>>>

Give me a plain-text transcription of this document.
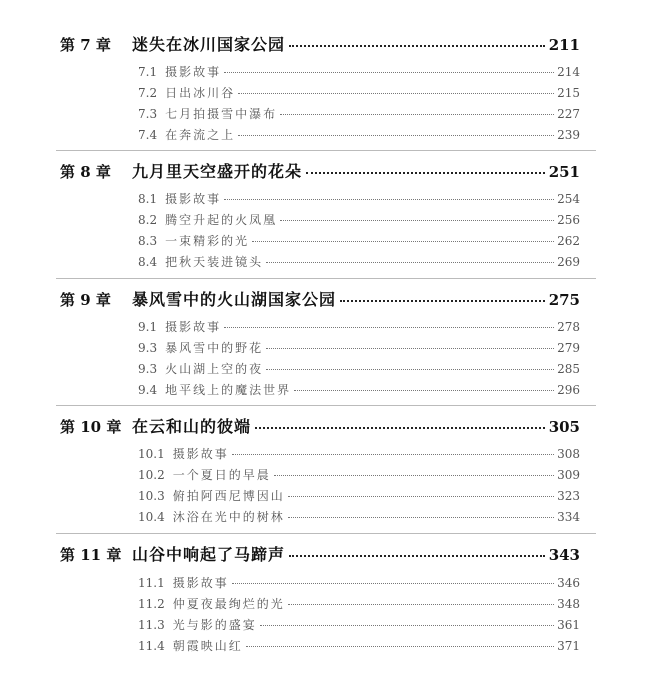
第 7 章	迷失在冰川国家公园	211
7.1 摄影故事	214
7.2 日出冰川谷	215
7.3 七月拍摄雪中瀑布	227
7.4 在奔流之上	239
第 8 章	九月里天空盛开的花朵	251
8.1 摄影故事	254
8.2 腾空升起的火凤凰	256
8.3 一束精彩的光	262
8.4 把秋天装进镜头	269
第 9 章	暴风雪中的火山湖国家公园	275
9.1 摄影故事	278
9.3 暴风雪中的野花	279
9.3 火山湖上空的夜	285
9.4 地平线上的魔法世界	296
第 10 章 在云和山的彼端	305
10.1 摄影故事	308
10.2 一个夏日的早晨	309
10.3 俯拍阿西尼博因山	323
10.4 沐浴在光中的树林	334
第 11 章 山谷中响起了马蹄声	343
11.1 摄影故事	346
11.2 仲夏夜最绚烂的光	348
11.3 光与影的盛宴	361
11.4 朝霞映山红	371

<<<

Given request
Omit the images and transcribe all of the records above word for word.

Answer to the problem
Give me a plain-text transcription of this document.
第 7 章	迷失在冰川国家公园	211
7.1 摄影故事	214
7.2 日出冰川谷	215
7.3 七月拍摄雪中瀑布	227
7.4 在奔流之上	239
第 8 章	九月里天空盛开的花朵	251
8.1 摄影故事	254
8.2 腾空升起的火凤凰	256
8.3 一束精彩的光	262
8.4 把秋天装进镜头	269
第 9 章	暴风雪中的火山湖国家公园	275
9.1 摄影故事	278
9.3 暴风雪中的野花	279
9.3 火山湖上空的夜	285
9.4 地平线上的魔法世界	296
第 10 章 在云和山的彼端	305
10.1 摄影故事	308
10.2 一个夏日的早晨	309
10.3 俯拍阿西尼博因山	323
10.4 沐浴在光中的树林	334
第 11 章 山谷中响起了马蹄声	343
11.1 摄影故事	346
11.2 仲夏夜最绚烂的光	348
11.3 光与影的盛宴	361
11.4 朝霞映山红	371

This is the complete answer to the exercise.